begin Input rows

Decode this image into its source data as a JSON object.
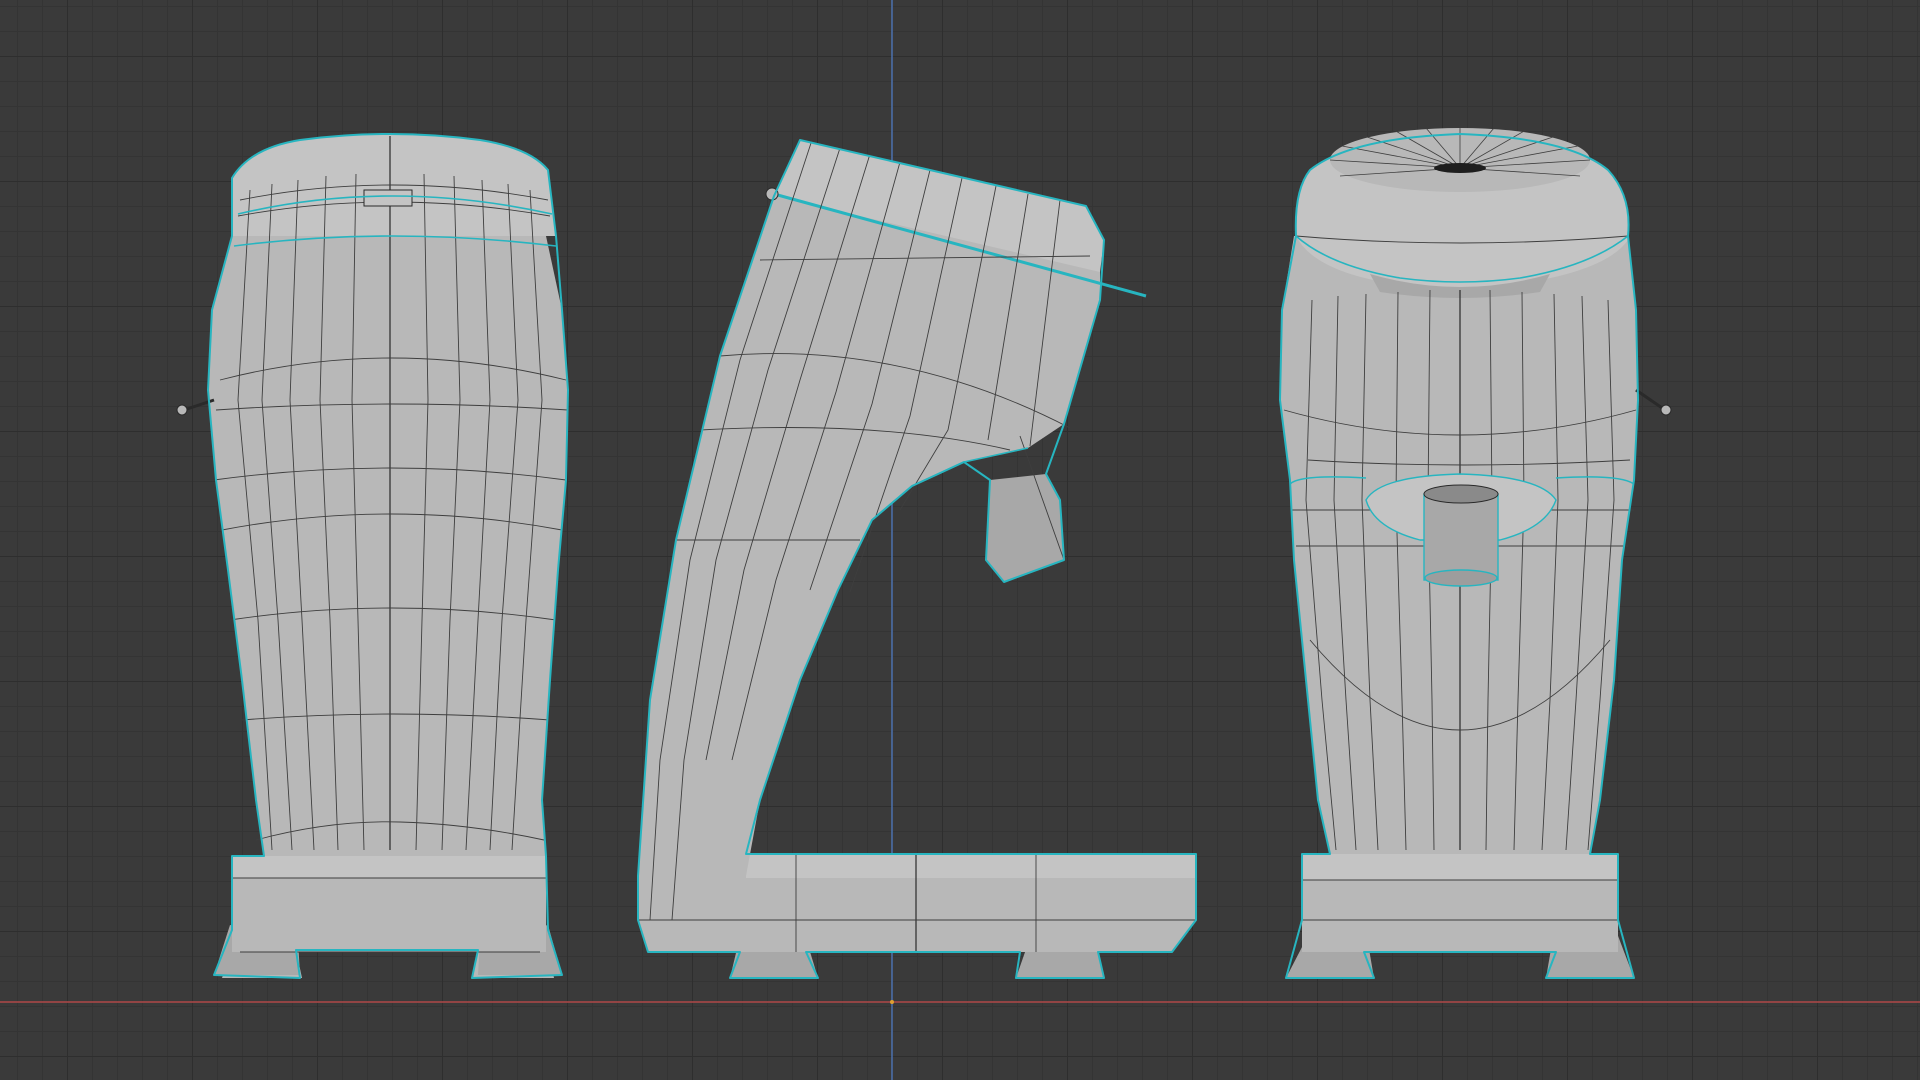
{
  "viewport": {
    "background_color": "#3a3a3a",
    "grid_color": "#2e2e2e",
    "axis_x_color": "#b04848",
    "axis_z_color": "#4f77b8",
    "mesh_fill_color": "#b8b8b8",
    "wire_color": "#3e3e3e",
    "selection_outline_color": "#27b5c0",
    "view": "orthographic",
    "grid": true
  },
  "objects": [
    {
      "id": "front",
      "view": "front"
    },
    {
      "id": "side",
      "view": "side"
    },
    {
      "id": "back",
      "view": "back"
    }
  ]
}
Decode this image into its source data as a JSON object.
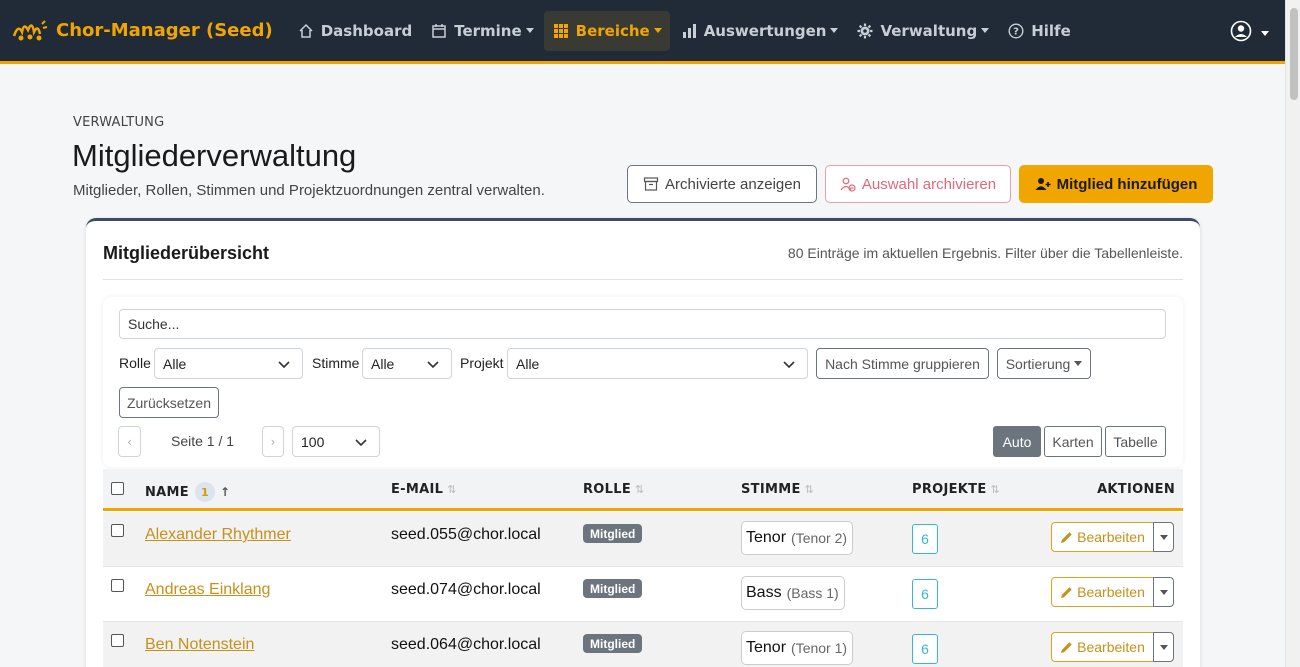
{
  "navbar": {
    "brand": "Chor-Manager (Seed)",
    "items": [
      {
        "label": "Dashboard",
        "icon": "home-icon",
        "dropdown": false,
        "active": false
      },
      {
        "label": "Termine",
        "icon": "calendar-icon",
        "dropdown": true,
        "active": false
      },
      {
        "label": "Bereiche",
        "icon": "grid-icon",
        "dropdown": true,
        "active": true
      },
      {
        "label": "Auswertungen",
        "icon": "bar-chart-icon",
        "dropdown": true,
        "active": false
      },
      {
        "label": "Verwaltung",
        "icon": "gear-icon",
        "dropdown": true,
        "active": false
      },
      {
        "label": "Hilfe",
        "icon": "help-icon",
        "dropdown": false,
        "active": false
      }
    ],
    "user_icon": "user-circle-icon"
  },
  "header": {
    "eyebrow": "VERWALTUNG",
    "title": "Mitgliederverwaltung",
    "subtitle": "Mitglieder, Rollen, Stimmen und Projektzuordnungen zentral verwalten.",
    "btn_archived": "Archivierte anzeigen",
    "btn_archive_selection": "Auswahl archivieren",
    "btn_add_member": "Mitglied hinzufügen"
  },
  "card": {
    "title": "Mitgliederübersicht",
    "meta": "80 Einträge im aktuellen Ergebnis. Filter über die Tabellenleiste."
  },
  "toolbar": {
    "search_placeholder": "Suche...",
    "role_label": "Rolle",
    "role_value": "Alle",
    "voice_label": "Stimme",
    "voice_value": "Alle",
    "project_label": "Projekt",
    "project_value": "Alle",
    "group_by_voice": "Nach Stimme gruppieren",
    "sort": "Sortierung",
    "reset": "Zurücksetzen",
    "prev": "‹",
    "next": "›",
    "page_info": "Seite 1 / 1",
    "page_size": "100",
    "view_auto": "Auto",
    "view_cards": "Karten",
    "view_table": "Tabelle"
  },
  "table": {
    "headers": {
      "name": "NAME",
      "name_sort_badge": "1",
      "email": "E-MAIL",
      "role": "ROLLE",
      "voice": "STIMME",
      "projects": "PROJEKTE",
      "actions": "AKTIONEN"
    },
    "edit_label": "Bearbeiten",
    "rows": [
      {
        "name": "Alexander Rhythmer",
        "email": "seed.055@chor.local",
        "role": "Mitglied",
        "voice": "Tenor",
        "voice_sub": "(Tenor 2)",
        "projects": "6"
      },
      {
        "name": "Andreas Einklang",
        "email": "seed.074@chor.local",
        "role": "Mitglied",
        "voice": "Bass",
        "voice_sub": "(Bass 1)",
        "projects": "6"
      },
      {
        "name": "Ben Notenstein",
        "email": "seed.064@chor.local",
        "role": "Mitglied",
        "voice": "Tenor",
        "voice_sub": "(Tenor 1)",
        "projects": "6"
      }
    ]
  },
  "colors": {
    "navbar_bg": "#212b38",
    "accent": "#f0a500",
    "link": "#c7901a",
    "info": "#38b6d0",
    "danger_outline": "#dc6a78"
  }
}
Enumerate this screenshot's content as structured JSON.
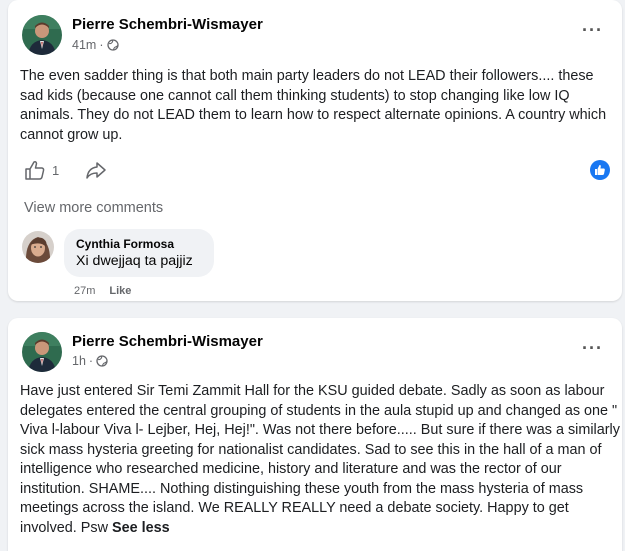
{
  "posts": [
    {
      "author": "Pierre Schembri-Wismayer",
      "time": "41m",
      "text": "The even sadder thing is that both main party leaders do not LEAD their followers.... these sad kids (because one cannot call them thinking students) to stop changing like low IQ animals. They do not LEAD them to learn how to respect alternate opinions. A country which cannot grow up.",
      "like_count": "1",
      "view_more": "View more comments",
      "comment": {
        "author": "Cynthia Formosa",
        "text": "Xi dwejjaq ta pajjiz",
        "time": "27m",
        "like": "Like"
      }
    },
    {
      "author": "Pierre Schembri-Wismayer",
      "time": "1h",
      "text": "Have just entered Sir Temi Zammit Hall for the KSU guided debate. Sadly as soon as labour delegates entered the central grouping of students in the aula stupid up and changed as one \" Viva l-labour Viva l- Lejber, Hej, Hej!\". Was not there before..... But sure if there was a similarly sick mass hysteria greeting for nationalist candidates. Sad to see this in the hall of a man of intelligence who researched medicine, history and literature and was the rector of our institution. SHAME.... Nothing distinguishing these youth from the mass hysteria of mass meetings across the island. We REALLY REALLY need a debate society. Happy to get involved. Psw",
      "see_less": "See less"
    }
  ],
  "colors": {
    "accent": "#1877f2",
    "background": "#f0f2f5",
    "secondary_text": "#65676b"
  },
  "icons": [
    "more-icon",
    "globe-icon",
    "thumbs-up-icon",
    "share-icon",
    "like-reaction-icon"
  ]
}
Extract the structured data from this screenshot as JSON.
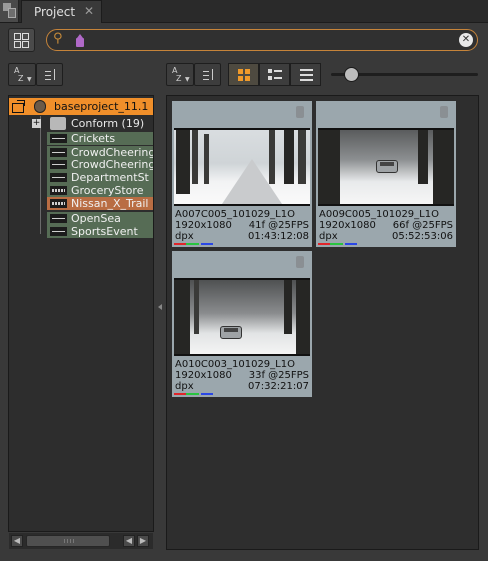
{
  "tabbar": {
    "tab_label": "Project",
    "close_glyph": "✕"
  },
  "search": {
    "value": "",
    "placeholder": "",
    "clear_glyph": "✕"
  },
  "sort": {
    "az_top": "A",
    "az_bottom": "Z"
  },
  "tree": {
    "root_label": "baseproject_11.1",
    "conform_label": "Conform (19)",
    "items": [
      {
        "label": "Crickets",
        "icon": "audio-clip-icon"
      },
      {
        "label": "CrowdCheering",
        "icon": "audio-clip-icon"
      },
      {
        "label": "CrowdCheering",
        "icon": "audio-clip-icon"
      },
      {
        "label": "DepartmentSt",
        "icon": "audio-clip-icon"
      },
      {
        "label": "GroceryStore",
        "icon": "audio-clip-icon"
      },
      {
        "label": "Nissan_X_Trail",
        "icon": "sequence-icon"
      },
      {
        "label": "OpenSea",
        "icon": "audio-clip-icon"
      },
      {
        "label": "SportsEvent",
        "icon": "audio-clip-icon"
      }
    ]
  },
  "zoom": {
    "level": 0.1
  },
  "clips": [
    {
      "name": "A007C005_101029_L1O",
      "resolution": "1920x1080",
      "frames": "41f @25FPS",
      "format": "dpx",
      "timecode": "01:43:12:08"
    },
    {
      "name": "A009C005_101029_L1O",
      "resolution": "1920x1080",
      "frames": "66f @25FPS",
      "format": "dpx",
      "timecode": "05:52:53:06"
    },
    {
      "name": "A010C003_101029_L1O",
      "resolution": "1920x1080",
      "frames": "33f @25FPS",
      "format": "dpx",
      "timecode": "07:32:21:07"
    }
  ],
  "colors": {
    "accent": "#f08f2a",
    "selected_item": "#b96d43",
    "clip_item": "#566c55",
    "search_border": "#c6843a"
  }
}
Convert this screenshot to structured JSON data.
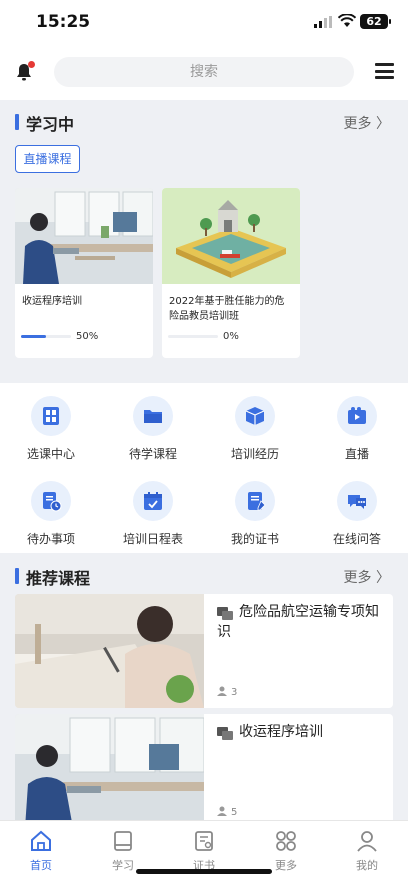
{
  "status_bar": {
    "time": "15:25",
    "battery": "62"
  },
  "top_bar": {
    "search_placeholder": "搜索"
  },
  "learning": {
    "title": "学习中",
    "more": "更多 〉",
    "live_button": "直播课程",
    "courses": [
      {
        "name": "收运程序培训",
        "progress": 0.5,
        "progress_label": "50%"
      },
      {
        "name": "2022年基于胜任能力的危险品教员培训班",
        "progress": 0,
        "progress_label": "0%"
      }
    ]
  },
  "shortcuts": [
    {
      "label": "选课中心",
      "icon": "course-select-icon"
    },
    {
      "label": "待学课程",
      "icon": "folder-icon"
    },
    {
      "label": "培训经历",
      "icon": "book-box-icon"
    },
    {
      "label": "直播",
      "icon": "live-video-icon"
    },
    {
      "label": "待办事项",
      "icon": "todo-clock-icon"
    },
    {
      "label": "培训日程表",
      "icon": "calendar-icon"
    },
    {
      "label": "我的证书",
      "icon": "certificate-icon"
    },
    {
      "label": "在线问答",
      "icon": "chat-bubbles-icon"
    }
  ],
  "recommended": {
    "title": "推荐课程",
    "more": "更多 〉",
    "courses": [
      {
        "title": "危险品航空运输专项知识",
        "learners": "3"
      },
      {
        "title": "收运程序培训",
        "learners": "5"
      }
    ]
  },
  "tab_bar": [
    {
      "label": "首页",
      "icon": "home-icon",
      "active": true
    },
    {
      "label": "学习",
      "icon": "book-icon",
      "active": false
    },
    {
      "label": "证书",
      "icon": "certificate-icon",
      "active": false
    },
    {
      "label": "更多",
      "icon": "grid-icon",
      "active": false
    },
    {
      "label": "我的",
      "icon": "user-icon",
      "active": false
    }
  ],
  "colors": {
    "accent": "#3b6fe0",
    "background": "#eef0f4",
    "notification_dot": "#e53935"
  }
}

end Input rows

### The request
Report how many lines contain "frames". Give nothing but the number.

### Task output
3